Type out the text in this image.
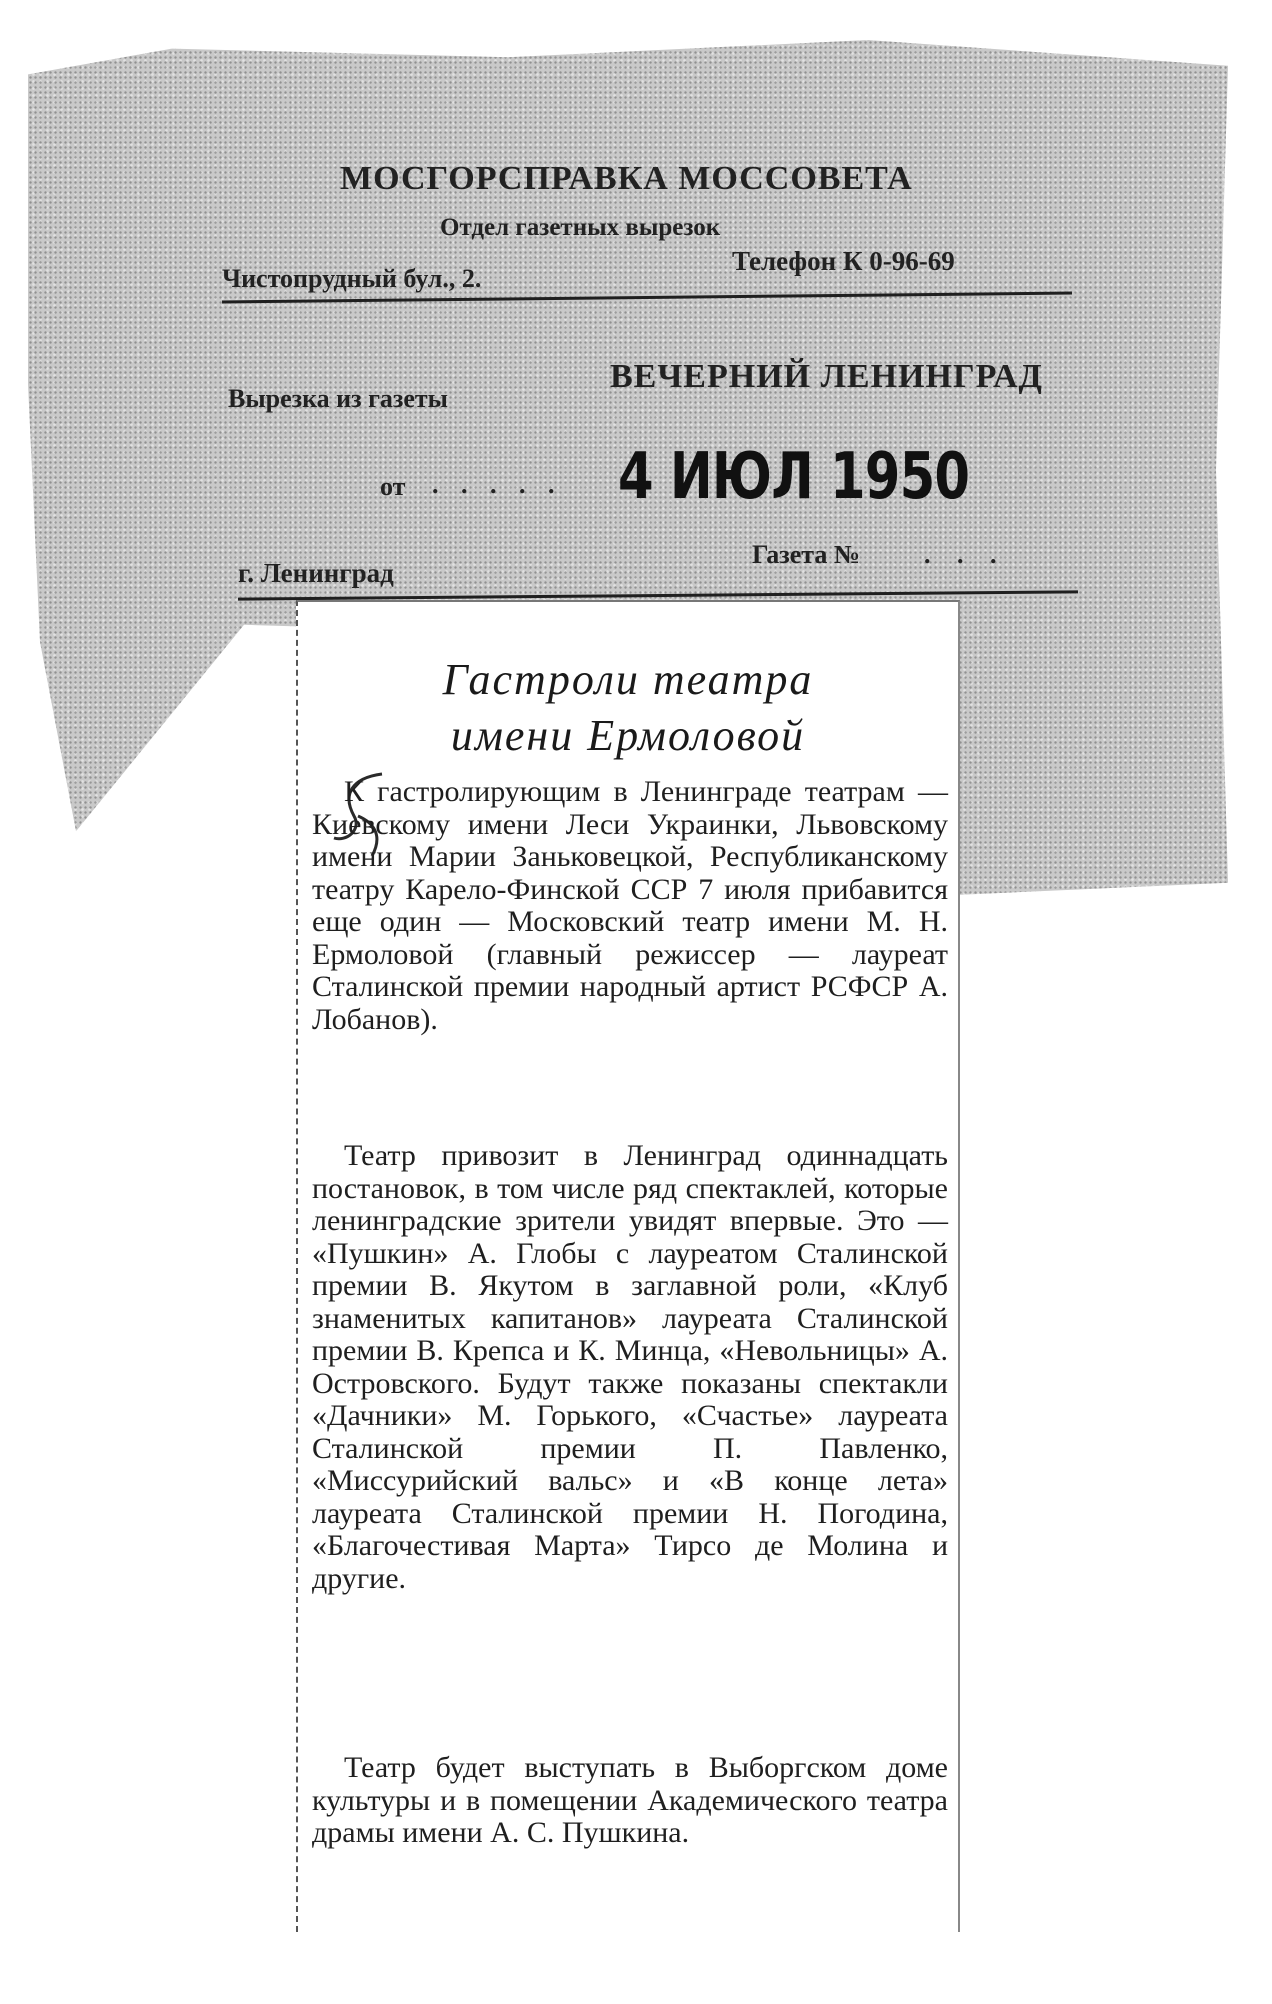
МОСГОРСПРАВКА МОССОВЕТА
Отдел газетных вырезок
Чистопрудный бул., 2.
Телефон К 0-96-69
Вырезка из газеты
ВЕЧЕРНИЙ ЛЕНИНГРАД
от . . . . . 4 ИЮЛ 1950
г. Ленинград
Газета № . . .
Гастроли театра
имени Ермоловой
К гастролирующим в Ленинграде театрам — Киевскому имени Леси Украинки, Львовскому имени Марии Заньковецкой, Республиканскому театру Карело-Финской ССР 7 июля прибавится еще один — Московский театр имени М. Н. Ермоловой (главный режиссер — лауреат Сталинской премии народный артист РСФСР А. Лобанов).
Театр привозит в Ленинград одиннадцать постановок, в том числе ряд спектаклей, которые ленинградские зрители увидят впервые. Это — «Пушкин» А. Глобы с лауреатом Сталинской премии В. Якутом в заглавной роли, «Клуб знаменитых капитанов» лауреата Сталинской премии В. Крепса и К. Минца, «Невольницы» А. Островского. Будут также показаны спектакли «Дачники» М. Горького, «Счастье» лауреата Сталинской премии П. Павленко, «Миссурийский вальс» и «В конце лета» лауреата Сталинской премии Н. Погодина, «Благочестивая Марта» Тирсо де Молина и другие.
Театр будет выступать в Выборгском доме культуры и в помещении Академического театра драмы имени А. С. Пушкина.
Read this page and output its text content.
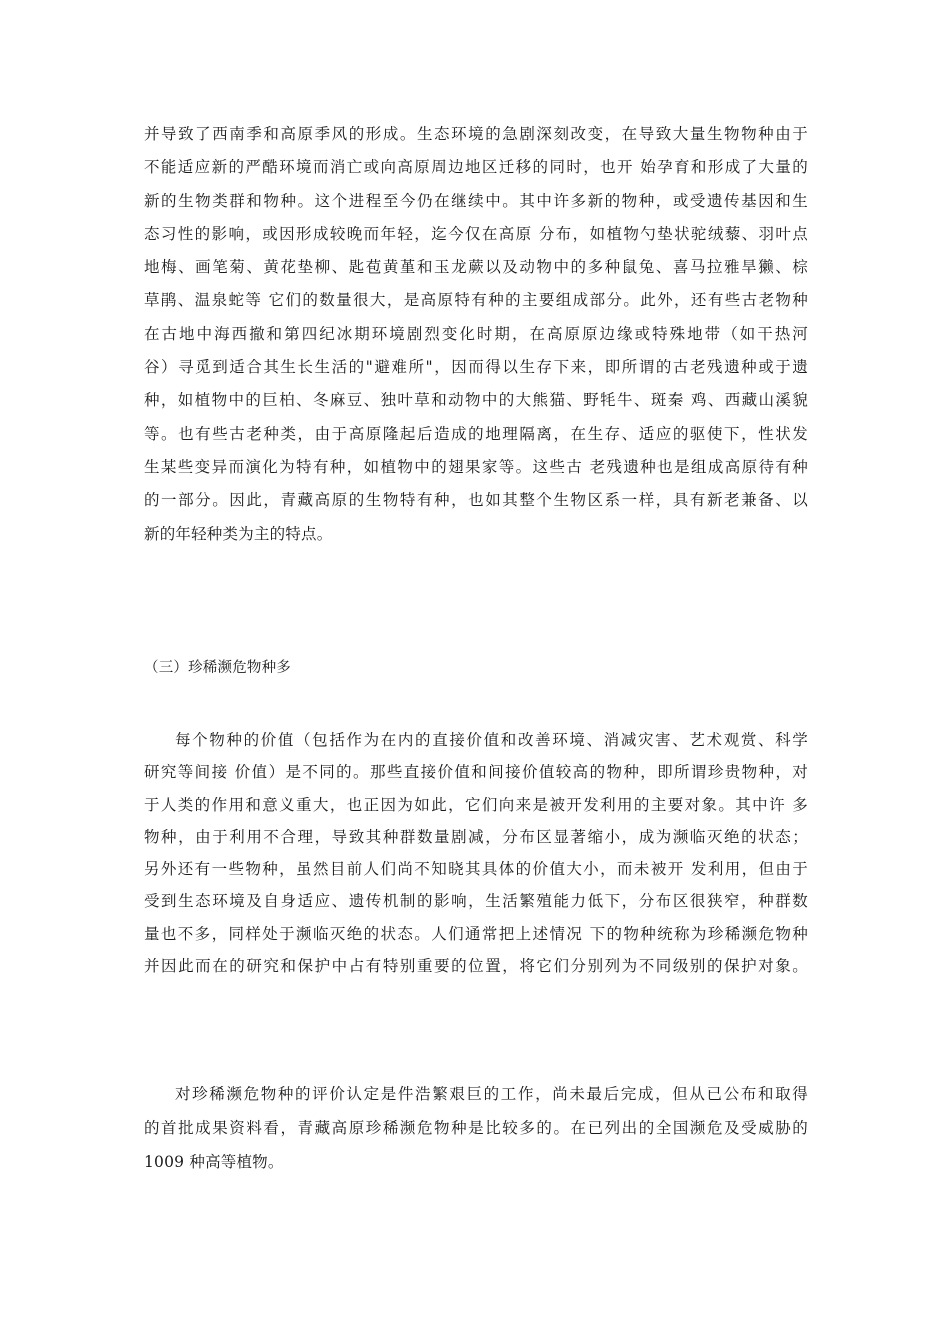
并导致了西南季和高原季风的形成。生态环境的急剧深刻改变，在导致大量生物物种由于
不能适应新的严酷环境而消亡或向高原周边地区迁移的同时，也开 始孕育和形成了大量的
新的生物类群和物种。这个进程至今仍在继续中。其中许多新的物种，或受遗传基因和生
态习性的影响，或因形成较晚而年轻，迄今仅在高原 分布，如植物勺垫状驼绒藜、羽叶点
地梅、画笔菊、黄花垫柳、匙苞黄堇和玉龙蕨以及动物中的多种鼠兔、喜马拉雅旱獭、棕
草鹃、温泉蛇等 它们的数量很大，是高原特有种的主要组成部分。此外，还有些古老物种
在古地中海西撤和第四纪冰期环境剧烈变化时期，在高原原边缘或特殊地带（如干热河
谷）寻觅到适合其生长生活的"避难所"，因而得以生存下来，即所谓的古老残遗种或于遗
种，如植物中的巨柏、冬麻豆、独叶草和动物中的大熊猫、野牦牛、斑秦 鸡、西藏山溪貌
等。也有些古老种类，由于高原隆起后造成的地理隔离，在生存、适应的驱使下，性状发
生某些变异而演化为特有种，如植物中的翅果家等。这些古 老残遗种也是组成高原待有种
的一部分。因此，青藏高原的生物特有种，也如其整个生物区系一样，具有新老兼备、以
新的年轻种类为主的特点。
（三）珍稀濒危物种多
每个物种的价值（包括作为在内的直接价值和改善环境、消减灾害、艺术观赏、科学
研究等间接 价值）是不同的。那些直接价值和间接价值较高的物种，即所谓珍贵物种，对
于人类的作用和意义重大，也正因为如此，它们向来是被开发利用的主要对象。其中许 多
物种，由于利用不合理，导致其种群数量剧减，分布区显著缩小，成为濒临灭绝的状态；
另外还有一些物种，虽然目前人们尚不知晓其具体的价值大小，而未被开 发利用，但由于
受到生态环境及自身适应、遗传机制的影响，生活繁殖能力低下，分布区很狭窄，种群数
量也不多，同样处于濒临灭绝的状态。人们通常把上述情况 下的物种统称为珍稀濒危物种
并因此而在的研究和保护中占有特别重要的位置，将它们分别列为不同级别的保护对象。
对珍稀濒危物种的评价认定是件浩繁艰巨的工作，尚未最后完成，但从已公布和取得
的首批成果资料看，青藏高原珍稀濒危物种是比较多的。在已列出的全国濒危及受威胁的
1009 种高等植物。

-----

Omit the pictures, then output the rest of the listing exactly.

§ **Response to this exercise**:
Type out the text in this image.
МОСГОРСПРАВКА МОССОВЕТА
Отдел газетных вырезок
Чистопрудный бул., 2.
Телефон К 0-96-69
Вырезка из газеты
ВЕЧЕРНИЙ ЛЕНИНГРАД
от . . . . . 4 ИЮЛ 1950
г. Ленинград
Газета № . . .
Гастроли театра
имени Ермоловой
К гастролирующим в Ленинграде театрам — Киевскому имени Леси Украинки, Львовскому имени Марии Заньковецкой, Республиканскому театру Карело-Финской ССР 7 июля прибавится еще один — Московский театр имени М. Н. Ермоловой (главный режиссер — лауреат Сталинской премии народный артист РСФСР А. Лобанов).
Театр привозит в Ленинград одиннадцать постановок, в том числе ряд спектаклей, которые ленинградские зрители увидят впервые. Это — «Пушкин» А. Глобы с лауреатом Сталинской премии В. Якутом в заглавной роли, «Клуб знаменитых капитанов» лауреата Сталинской премии В. Крепса и К. Минца, «Невольницы» А. Островского. Будут также показаны спектакли «Дачники» М. Горького, «Счастье» лауреата Сталинской премии П. Павленко, «Миссурийский вальс» и «В конце лета» лауреата Сталинской премии Н. Погодина, «Благочестивая Марта» Тирсо де Молина и другие.
Театр будет выступать в Выборгском доме культуры и в помещении Академического театра драмы имени А. С. Пушкина.
Read this page and output its text content.
并导致了西南季和高原季风的形成。生态环境的急剧深刻改变，在导致大量生物物种由于
不能适应新的严酷环境而消亡或向高原周边地区迁移的同时，也开 始孕育和形成了大量的
新的生物类群和物种。这个进程至今仍在继续中。其中许多新的物种，或受遗传基因和生
态习性的影响，或因形成较晚而年轻，迄今仅在高原 分布，如植物勺垫状驼绒藜、羽叶点
地梅、画笔菊、黄花垫柳、匙苞黄堇和玉龙蕨以及动物中的多种鼠兔、喜马拉雅旱獭、棕
草鹃、温泉蛇等 它们的数量很大，是高原特有种的主要组成部分。此外，还有些古老物种
在古地中海西撤和第四纪冰期环境剧烈变化时期，在高原原边缘或特殊地带（如干热河
谷）寻觅到适合其生长生活的"避难所"，因而得以生存下来，即所谓的古老残遗种或于遗
种，如植物中的巨柏、冬麻豆、独叶草和动物中的大熊猫、野牦牛、斑秦 鸡、西藏山溪貌
等。也有些古老种类，由于高原隆起后造成的地理隔离，在生存、适应的驱使下，性状发
生某些变异而演化为特有种，如植物中的翅果家等。这些古 老残遗种也是组成高原待有种
的一部分。因此，青藏高原的生物特有种，也如其整个生物区系一样，具有新老兼备、以
新的年轻种类为主的特点。
（三）珍稀濒危物种多
每个物种的价值（包括作为在内的直接价值和改善环境、消减灾害、艺术观赏、科学
研究等间接 价值）是不同的。那些直接价值和间接价值较高的物种，即所谓珍贵物种，对
于人类的作用和意义重大，也正因为如此，它们向来是被开发利用的主要对象。其中许 多
物种，由于利用不合理，导致其种群数量剧减，分布区显著缩小，成为濒临灭绝的状态；
另外还有一些物种，虽然目前人们尚不知晓其具体的价值大小，而未被开 发利用，但由于
受到生态环境及自身适应、遗传机制的影响，生活繁殖能力低下，分布区很狭窄，种群数
量也不多，同样处于濒临灭绝的状态。人们通常把上述情况 下的物种统称为珍稀濒危物种
并因此而在的研究和保护中占有特别重要的位置，将它们分别列为不同级别的保护对象。
对珍稀濒危物种的评价认定是件浩繁艰巨的工作，尚未最后完成，但从已公布和取得
的首批成果资料看，青藏高原珍稀濒危物种是比较多的。在已列出的全国濒危及受威胁的
1009 种高等植物。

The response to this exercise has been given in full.